▸ Data provided:
◆ ◆ ◆ ◆ ◆
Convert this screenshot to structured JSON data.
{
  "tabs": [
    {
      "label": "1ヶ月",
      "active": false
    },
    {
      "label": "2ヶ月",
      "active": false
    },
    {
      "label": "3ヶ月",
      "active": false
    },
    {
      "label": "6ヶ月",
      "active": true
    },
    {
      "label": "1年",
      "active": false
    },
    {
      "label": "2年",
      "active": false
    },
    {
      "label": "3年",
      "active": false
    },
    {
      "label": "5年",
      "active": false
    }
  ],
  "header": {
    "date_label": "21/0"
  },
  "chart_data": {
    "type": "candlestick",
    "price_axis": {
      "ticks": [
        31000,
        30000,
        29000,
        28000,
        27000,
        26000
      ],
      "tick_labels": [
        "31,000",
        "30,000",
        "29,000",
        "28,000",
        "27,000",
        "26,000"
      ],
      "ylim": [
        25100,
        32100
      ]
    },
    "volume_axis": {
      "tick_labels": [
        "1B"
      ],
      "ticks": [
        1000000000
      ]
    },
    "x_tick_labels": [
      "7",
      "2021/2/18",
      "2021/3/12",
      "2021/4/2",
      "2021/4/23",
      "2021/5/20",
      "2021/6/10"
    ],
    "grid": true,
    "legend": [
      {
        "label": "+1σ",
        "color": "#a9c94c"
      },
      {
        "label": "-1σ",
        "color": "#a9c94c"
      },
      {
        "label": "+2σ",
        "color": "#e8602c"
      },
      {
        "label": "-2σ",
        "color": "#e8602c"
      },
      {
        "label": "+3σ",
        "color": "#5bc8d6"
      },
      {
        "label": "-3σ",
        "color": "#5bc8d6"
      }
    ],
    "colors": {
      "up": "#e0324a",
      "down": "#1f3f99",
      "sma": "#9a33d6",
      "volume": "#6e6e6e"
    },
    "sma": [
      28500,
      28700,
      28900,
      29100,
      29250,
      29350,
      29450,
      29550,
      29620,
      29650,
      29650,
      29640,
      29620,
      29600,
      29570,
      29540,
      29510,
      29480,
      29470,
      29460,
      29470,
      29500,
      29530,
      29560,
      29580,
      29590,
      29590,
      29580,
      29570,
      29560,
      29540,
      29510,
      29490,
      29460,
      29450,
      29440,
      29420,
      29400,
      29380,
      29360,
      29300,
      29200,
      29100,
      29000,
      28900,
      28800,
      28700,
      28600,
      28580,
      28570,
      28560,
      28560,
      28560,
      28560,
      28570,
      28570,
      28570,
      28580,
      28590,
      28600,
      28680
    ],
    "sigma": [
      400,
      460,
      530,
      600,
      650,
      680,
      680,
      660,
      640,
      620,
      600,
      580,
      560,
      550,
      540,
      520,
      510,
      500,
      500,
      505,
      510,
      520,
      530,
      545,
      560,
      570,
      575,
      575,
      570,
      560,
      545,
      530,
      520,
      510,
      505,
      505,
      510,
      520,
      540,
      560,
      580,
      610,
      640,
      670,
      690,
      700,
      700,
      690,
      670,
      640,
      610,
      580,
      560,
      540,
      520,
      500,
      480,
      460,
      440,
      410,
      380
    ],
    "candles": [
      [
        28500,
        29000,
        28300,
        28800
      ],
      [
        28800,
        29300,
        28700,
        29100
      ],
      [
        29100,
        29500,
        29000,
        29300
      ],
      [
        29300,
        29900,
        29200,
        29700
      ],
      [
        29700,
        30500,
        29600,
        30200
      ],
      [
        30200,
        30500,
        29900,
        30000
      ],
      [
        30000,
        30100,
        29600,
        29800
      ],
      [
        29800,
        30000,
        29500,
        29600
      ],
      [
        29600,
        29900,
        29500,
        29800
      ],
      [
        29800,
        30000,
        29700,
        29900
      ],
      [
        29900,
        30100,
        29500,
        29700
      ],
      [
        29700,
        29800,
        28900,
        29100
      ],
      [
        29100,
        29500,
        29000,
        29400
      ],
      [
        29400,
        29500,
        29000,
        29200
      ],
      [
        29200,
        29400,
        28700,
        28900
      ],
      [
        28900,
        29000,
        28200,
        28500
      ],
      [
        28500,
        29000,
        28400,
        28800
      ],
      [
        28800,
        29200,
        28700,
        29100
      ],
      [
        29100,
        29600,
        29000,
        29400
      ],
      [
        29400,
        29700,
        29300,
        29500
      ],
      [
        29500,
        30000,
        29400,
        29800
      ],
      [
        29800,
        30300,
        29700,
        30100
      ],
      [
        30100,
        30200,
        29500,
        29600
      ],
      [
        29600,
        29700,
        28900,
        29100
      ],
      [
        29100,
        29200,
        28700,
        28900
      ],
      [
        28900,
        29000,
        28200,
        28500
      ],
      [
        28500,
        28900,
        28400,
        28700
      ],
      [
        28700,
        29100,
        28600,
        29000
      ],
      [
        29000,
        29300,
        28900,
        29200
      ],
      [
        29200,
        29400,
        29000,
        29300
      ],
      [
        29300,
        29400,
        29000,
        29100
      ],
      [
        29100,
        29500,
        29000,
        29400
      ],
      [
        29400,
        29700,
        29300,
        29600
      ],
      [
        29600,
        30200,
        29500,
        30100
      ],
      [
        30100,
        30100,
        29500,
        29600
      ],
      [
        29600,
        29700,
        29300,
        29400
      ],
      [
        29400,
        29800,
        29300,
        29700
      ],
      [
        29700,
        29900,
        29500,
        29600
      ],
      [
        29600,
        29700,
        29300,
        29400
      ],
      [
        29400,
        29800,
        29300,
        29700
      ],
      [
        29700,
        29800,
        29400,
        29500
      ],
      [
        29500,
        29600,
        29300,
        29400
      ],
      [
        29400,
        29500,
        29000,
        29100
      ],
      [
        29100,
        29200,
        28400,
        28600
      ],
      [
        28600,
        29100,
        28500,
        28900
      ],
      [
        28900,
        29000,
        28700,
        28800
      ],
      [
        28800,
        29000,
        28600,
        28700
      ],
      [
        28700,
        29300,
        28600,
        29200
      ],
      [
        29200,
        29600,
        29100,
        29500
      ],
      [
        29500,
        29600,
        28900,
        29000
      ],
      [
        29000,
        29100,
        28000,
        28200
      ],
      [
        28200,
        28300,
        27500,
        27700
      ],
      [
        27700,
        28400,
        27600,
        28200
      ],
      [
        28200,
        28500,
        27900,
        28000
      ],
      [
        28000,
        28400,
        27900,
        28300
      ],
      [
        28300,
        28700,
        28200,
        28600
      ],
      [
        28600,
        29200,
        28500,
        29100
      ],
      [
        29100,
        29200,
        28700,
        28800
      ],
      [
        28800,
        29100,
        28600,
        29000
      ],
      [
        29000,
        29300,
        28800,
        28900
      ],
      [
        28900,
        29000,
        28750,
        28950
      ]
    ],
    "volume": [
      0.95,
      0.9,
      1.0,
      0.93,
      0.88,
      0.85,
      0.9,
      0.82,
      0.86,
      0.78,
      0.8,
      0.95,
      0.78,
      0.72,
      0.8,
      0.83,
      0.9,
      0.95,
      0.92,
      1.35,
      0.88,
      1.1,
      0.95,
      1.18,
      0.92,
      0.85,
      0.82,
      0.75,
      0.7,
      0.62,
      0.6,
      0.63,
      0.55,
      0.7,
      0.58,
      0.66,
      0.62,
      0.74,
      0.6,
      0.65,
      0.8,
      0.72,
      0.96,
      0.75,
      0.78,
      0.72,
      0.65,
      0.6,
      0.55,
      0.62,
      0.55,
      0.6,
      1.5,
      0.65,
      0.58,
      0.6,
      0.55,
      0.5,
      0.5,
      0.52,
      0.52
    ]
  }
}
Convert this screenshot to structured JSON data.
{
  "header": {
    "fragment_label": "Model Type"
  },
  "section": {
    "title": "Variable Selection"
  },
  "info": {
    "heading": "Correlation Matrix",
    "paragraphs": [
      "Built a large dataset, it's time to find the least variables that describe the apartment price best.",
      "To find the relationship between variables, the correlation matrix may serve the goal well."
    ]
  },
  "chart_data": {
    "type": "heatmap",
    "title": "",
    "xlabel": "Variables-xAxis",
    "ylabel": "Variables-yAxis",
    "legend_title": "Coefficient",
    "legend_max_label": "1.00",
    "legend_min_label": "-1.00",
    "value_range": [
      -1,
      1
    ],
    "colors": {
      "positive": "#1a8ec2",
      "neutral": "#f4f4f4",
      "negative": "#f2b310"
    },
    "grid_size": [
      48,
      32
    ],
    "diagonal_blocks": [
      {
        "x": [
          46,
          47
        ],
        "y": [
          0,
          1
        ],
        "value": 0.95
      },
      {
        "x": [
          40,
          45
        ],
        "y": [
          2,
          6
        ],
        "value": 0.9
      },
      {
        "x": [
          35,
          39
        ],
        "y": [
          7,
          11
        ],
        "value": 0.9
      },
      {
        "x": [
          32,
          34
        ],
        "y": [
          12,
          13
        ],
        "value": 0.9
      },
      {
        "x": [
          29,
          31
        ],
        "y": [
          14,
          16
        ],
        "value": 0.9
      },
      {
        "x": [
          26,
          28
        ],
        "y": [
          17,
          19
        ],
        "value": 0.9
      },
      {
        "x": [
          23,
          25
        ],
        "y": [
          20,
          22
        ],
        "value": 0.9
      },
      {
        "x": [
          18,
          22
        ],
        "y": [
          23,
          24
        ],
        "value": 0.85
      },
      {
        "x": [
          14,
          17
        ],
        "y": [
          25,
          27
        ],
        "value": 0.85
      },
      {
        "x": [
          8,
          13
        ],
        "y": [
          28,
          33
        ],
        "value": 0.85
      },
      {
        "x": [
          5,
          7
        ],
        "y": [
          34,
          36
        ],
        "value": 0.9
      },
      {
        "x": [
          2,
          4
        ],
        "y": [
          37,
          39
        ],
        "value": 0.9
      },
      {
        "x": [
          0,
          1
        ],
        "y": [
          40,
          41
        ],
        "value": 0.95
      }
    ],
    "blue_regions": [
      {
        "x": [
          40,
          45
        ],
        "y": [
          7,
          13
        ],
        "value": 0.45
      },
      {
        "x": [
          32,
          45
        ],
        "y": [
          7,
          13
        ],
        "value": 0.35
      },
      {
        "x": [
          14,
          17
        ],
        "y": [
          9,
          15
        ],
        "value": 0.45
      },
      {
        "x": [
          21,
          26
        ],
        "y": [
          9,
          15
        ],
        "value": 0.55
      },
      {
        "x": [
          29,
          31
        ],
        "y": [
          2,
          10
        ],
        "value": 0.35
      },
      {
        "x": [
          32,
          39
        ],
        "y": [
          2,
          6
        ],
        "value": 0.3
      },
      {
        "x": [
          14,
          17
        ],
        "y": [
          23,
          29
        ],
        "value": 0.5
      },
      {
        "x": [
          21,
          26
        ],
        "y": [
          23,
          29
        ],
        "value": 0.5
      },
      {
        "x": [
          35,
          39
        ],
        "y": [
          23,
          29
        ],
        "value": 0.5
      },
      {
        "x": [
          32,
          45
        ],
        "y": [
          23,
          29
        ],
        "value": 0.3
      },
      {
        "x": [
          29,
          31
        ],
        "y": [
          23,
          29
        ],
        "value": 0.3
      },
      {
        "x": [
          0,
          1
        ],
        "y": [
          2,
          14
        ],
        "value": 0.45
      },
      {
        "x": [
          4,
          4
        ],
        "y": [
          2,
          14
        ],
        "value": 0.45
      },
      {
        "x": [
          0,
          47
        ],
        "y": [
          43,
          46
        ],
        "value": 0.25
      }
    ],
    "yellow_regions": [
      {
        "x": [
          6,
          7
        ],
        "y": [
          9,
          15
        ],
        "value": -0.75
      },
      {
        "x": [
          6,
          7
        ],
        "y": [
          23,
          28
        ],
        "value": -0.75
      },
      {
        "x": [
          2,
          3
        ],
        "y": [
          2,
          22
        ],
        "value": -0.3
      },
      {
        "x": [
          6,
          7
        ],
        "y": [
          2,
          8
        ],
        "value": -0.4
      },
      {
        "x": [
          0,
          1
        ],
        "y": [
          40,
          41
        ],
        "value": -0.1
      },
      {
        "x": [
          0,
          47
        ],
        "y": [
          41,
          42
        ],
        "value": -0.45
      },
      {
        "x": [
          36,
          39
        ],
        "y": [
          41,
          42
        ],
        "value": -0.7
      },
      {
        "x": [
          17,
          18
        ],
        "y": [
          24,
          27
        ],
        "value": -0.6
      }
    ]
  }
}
◆ ◆ ◆ ◆ ◆
▸ Exercise objective: Read the entries above, then pull out the lines that include "find".

▸ Answer to the problem:
      "Built a large dataset, it's time to find the least variables that describe the apartment price best.",
      "To find the relationship between variables, the correlation matrix may serve the goal well."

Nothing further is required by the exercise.